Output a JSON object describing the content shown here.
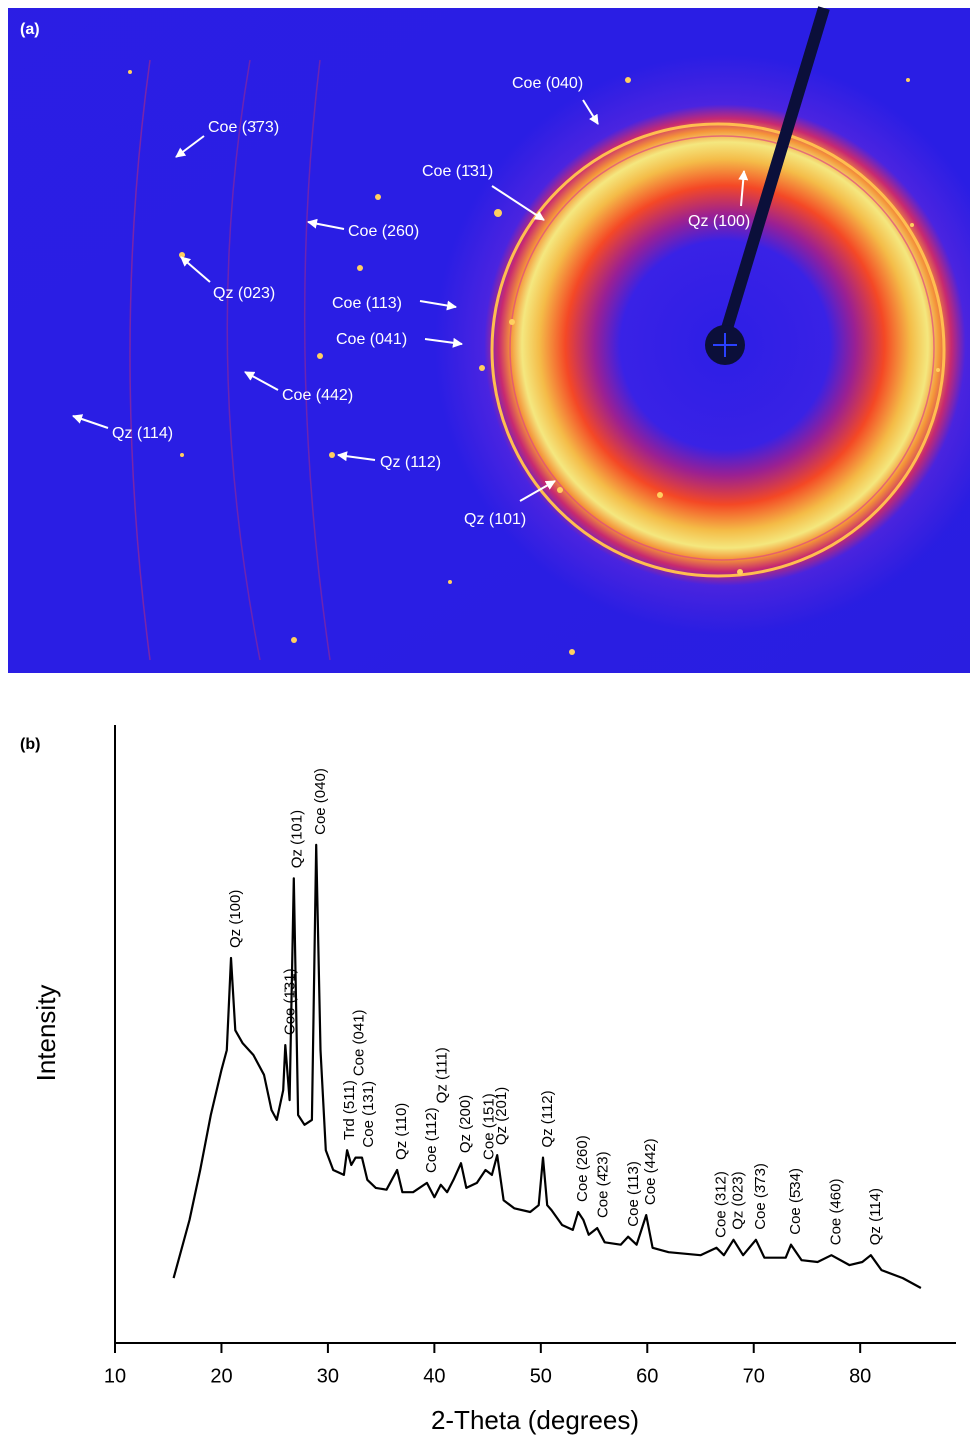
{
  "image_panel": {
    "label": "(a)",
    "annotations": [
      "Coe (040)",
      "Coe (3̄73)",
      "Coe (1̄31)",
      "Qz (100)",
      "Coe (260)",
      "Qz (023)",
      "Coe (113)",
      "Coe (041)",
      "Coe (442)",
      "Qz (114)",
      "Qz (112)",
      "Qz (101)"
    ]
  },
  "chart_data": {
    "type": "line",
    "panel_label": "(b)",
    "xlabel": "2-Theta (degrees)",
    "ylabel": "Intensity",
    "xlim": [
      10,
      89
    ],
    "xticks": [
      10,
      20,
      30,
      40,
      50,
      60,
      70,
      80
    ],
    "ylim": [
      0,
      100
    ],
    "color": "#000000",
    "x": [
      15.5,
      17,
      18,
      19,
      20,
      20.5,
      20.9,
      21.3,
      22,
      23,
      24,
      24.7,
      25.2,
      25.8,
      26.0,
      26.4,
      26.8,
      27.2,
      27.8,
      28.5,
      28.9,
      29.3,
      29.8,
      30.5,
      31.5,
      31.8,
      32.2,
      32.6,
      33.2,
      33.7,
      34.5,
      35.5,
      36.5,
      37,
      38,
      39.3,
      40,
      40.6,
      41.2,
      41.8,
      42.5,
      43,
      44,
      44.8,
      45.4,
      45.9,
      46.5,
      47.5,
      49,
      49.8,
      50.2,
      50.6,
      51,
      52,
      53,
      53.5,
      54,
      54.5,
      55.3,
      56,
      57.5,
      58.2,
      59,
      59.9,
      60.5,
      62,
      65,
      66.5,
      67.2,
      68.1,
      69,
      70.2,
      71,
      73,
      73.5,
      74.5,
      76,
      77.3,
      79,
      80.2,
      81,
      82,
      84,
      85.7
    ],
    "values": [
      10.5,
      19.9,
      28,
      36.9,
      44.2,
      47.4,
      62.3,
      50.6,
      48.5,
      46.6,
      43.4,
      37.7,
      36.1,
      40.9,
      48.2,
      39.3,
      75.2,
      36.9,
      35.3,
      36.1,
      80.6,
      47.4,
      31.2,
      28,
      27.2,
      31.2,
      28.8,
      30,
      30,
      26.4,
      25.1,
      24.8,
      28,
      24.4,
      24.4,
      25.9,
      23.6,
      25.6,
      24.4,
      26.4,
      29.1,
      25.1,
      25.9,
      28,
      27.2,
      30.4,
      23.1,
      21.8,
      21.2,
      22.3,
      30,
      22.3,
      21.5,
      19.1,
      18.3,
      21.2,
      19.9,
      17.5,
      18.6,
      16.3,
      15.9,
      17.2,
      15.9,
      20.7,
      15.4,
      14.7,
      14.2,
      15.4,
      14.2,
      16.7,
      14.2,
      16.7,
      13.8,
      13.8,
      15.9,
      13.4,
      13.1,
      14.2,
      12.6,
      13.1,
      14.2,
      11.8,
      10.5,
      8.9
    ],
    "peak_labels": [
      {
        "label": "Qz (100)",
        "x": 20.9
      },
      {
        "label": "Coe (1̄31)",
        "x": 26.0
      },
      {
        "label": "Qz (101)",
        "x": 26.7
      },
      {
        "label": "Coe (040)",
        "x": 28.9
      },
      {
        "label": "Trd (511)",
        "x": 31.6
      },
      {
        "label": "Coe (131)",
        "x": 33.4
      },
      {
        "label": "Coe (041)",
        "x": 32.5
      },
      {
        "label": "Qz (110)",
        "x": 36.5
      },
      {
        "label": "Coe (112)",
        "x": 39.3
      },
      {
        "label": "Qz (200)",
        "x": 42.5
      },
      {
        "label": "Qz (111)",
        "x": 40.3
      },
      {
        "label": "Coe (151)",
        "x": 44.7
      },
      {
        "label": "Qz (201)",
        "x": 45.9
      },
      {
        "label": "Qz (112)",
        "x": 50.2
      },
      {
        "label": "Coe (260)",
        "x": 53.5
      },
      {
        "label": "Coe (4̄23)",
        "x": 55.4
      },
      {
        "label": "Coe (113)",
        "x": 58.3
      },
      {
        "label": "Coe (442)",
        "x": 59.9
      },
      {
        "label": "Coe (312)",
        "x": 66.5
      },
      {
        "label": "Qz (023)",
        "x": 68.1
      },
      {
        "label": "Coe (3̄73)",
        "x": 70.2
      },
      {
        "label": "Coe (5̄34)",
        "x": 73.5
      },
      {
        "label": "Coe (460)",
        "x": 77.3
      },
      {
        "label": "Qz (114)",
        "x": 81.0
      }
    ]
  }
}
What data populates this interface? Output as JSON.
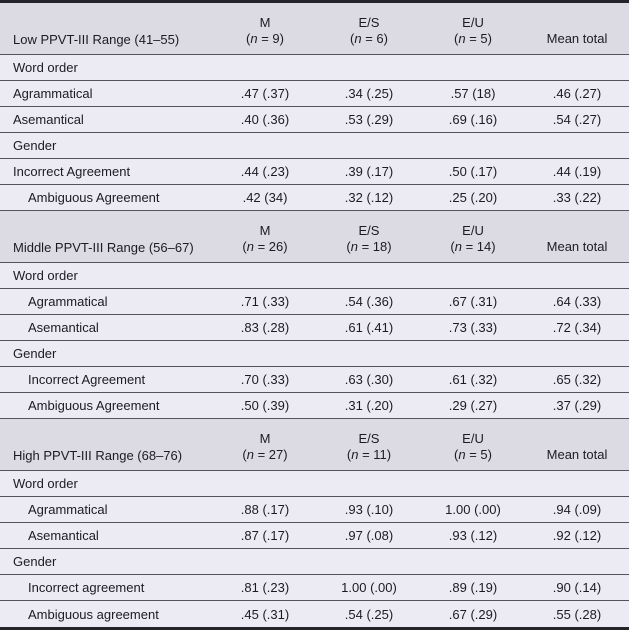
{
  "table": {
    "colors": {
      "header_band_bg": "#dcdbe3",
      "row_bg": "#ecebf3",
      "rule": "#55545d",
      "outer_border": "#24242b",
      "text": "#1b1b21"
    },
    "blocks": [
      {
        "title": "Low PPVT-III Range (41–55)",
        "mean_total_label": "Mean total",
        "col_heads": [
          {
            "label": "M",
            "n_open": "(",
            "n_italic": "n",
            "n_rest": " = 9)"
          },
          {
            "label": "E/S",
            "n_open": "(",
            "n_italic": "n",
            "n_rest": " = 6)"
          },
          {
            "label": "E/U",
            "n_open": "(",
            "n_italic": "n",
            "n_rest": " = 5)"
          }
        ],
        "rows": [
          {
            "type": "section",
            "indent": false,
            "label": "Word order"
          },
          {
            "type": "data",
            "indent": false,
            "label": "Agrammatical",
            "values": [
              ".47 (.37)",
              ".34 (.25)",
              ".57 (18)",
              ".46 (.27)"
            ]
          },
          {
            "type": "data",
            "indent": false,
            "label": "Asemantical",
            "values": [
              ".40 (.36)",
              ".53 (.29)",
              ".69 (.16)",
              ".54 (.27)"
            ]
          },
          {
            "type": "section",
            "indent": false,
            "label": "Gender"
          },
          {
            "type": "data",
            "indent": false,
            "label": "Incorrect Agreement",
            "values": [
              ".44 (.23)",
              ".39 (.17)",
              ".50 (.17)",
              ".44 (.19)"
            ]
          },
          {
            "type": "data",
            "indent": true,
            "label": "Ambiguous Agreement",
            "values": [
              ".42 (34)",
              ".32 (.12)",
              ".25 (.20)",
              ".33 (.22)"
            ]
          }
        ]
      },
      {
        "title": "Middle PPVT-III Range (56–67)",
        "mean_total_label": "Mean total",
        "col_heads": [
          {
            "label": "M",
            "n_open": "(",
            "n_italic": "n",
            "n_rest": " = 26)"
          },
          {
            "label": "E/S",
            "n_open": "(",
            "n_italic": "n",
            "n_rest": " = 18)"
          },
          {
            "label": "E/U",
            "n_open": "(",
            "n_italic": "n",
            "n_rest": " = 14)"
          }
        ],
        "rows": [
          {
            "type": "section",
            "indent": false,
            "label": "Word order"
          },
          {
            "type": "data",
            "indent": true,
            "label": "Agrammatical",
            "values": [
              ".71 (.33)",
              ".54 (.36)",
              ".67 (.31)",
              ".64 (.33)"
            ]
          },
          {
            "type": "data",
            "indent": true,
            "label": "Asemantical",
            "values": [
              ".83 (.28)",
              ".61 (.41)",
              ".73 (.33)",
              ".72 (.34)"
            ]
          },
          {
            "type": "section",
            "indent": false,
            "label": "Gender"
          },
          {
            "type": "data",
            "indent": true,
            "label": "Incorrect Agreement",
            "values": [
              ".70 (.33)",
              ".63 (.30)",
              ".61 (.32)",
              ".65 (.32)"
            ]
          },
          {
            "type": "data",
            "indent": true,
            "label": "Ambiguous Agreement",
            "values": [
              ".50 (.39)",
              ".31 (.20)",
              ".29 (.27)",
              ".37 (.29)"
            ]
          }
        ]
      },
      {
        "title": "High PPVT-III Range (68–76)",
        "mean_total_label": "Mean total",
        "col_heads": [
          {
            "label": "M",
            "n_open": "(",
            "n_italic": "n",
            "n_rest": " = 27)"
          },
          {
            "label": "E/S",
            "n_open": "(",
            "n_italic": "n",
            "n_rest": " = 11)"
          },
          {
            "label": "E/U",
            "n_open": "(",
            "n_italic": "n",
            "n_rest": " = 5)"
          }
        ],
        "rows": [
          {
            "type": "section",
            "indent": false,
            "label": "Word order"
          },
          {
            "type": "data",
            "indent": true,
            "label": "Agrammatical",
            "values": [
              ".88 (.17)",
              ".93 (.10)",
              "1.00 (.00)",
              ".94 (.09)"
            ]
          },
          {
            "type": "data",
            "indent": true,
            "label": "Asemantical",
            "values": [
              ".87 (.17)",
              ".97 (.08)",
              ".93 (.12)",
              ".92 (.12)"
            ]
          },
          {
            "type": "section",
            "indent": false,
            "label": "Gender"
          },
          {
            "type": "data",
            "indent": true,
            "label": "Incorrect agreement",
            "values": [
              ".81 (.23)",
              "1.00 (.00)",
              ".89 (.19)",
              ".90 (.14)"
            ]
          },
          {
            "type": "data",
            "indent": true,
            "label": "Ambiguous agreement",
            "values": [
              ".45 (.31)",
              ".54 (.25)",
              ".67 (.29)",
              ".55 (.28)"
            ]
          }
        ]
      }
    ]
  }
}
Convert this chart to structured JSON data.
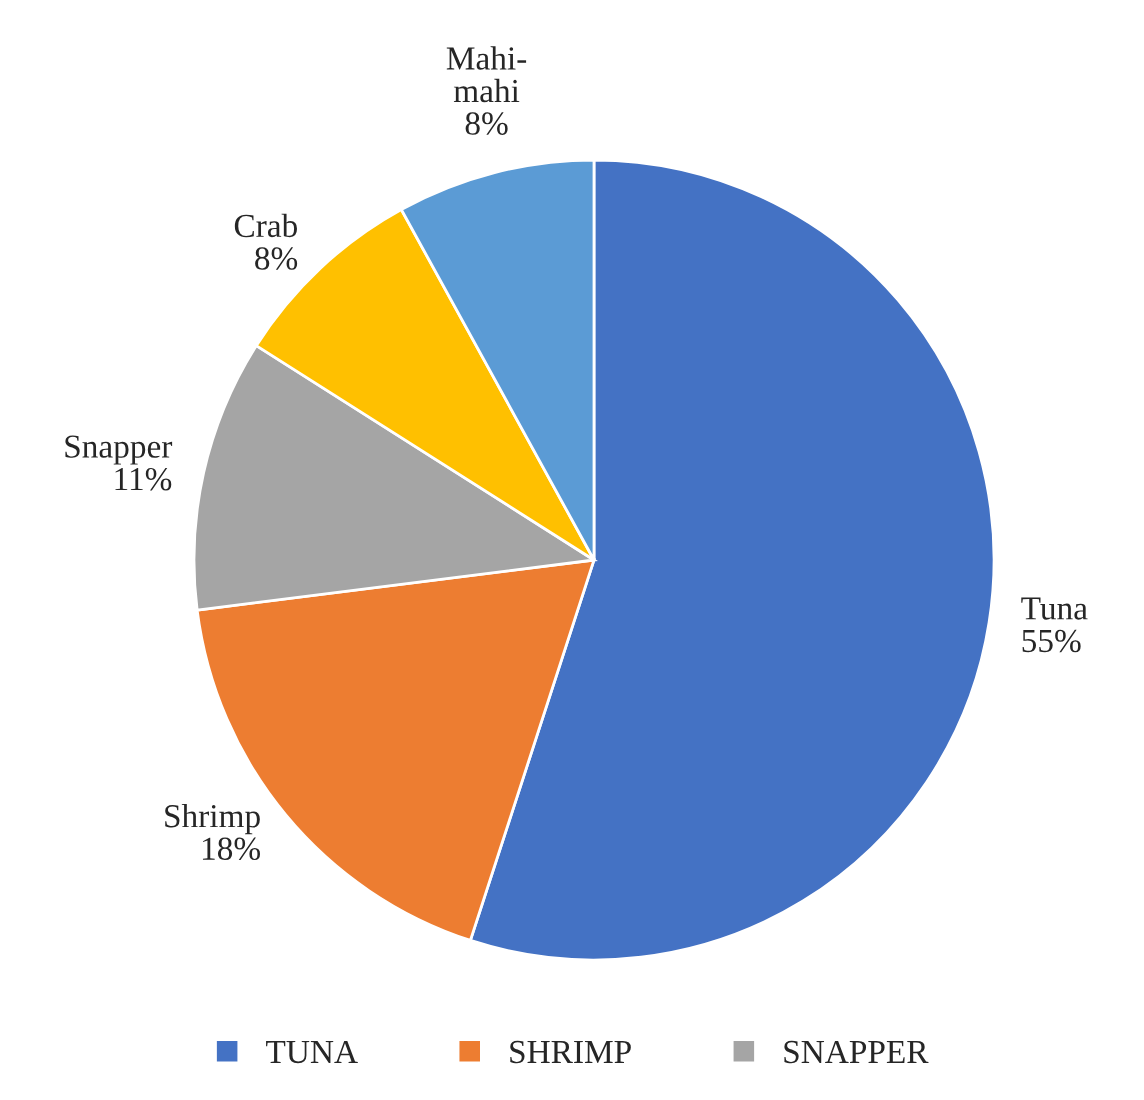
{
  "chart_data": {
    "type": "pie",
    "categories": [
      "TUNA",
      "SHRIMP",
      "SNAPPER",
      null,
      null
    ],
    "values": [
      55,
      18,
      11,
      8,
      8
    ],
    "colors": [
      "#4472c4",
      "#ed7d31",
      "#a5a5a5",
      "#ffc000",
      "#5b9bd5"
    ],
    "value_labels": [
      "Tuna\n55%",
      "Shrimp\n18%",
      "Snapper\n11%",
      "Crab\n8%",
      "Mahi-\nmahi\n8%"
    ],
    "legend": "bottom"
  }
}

# [Set exercise]
List every line above that holds the word "PPVT".

# [Output]
        "title": "Low PPVT-III Range (41–55)",
        "title": "Middle PPVT-III Range (56–67)",
        "title": "High PPVT-III Range (68–76)",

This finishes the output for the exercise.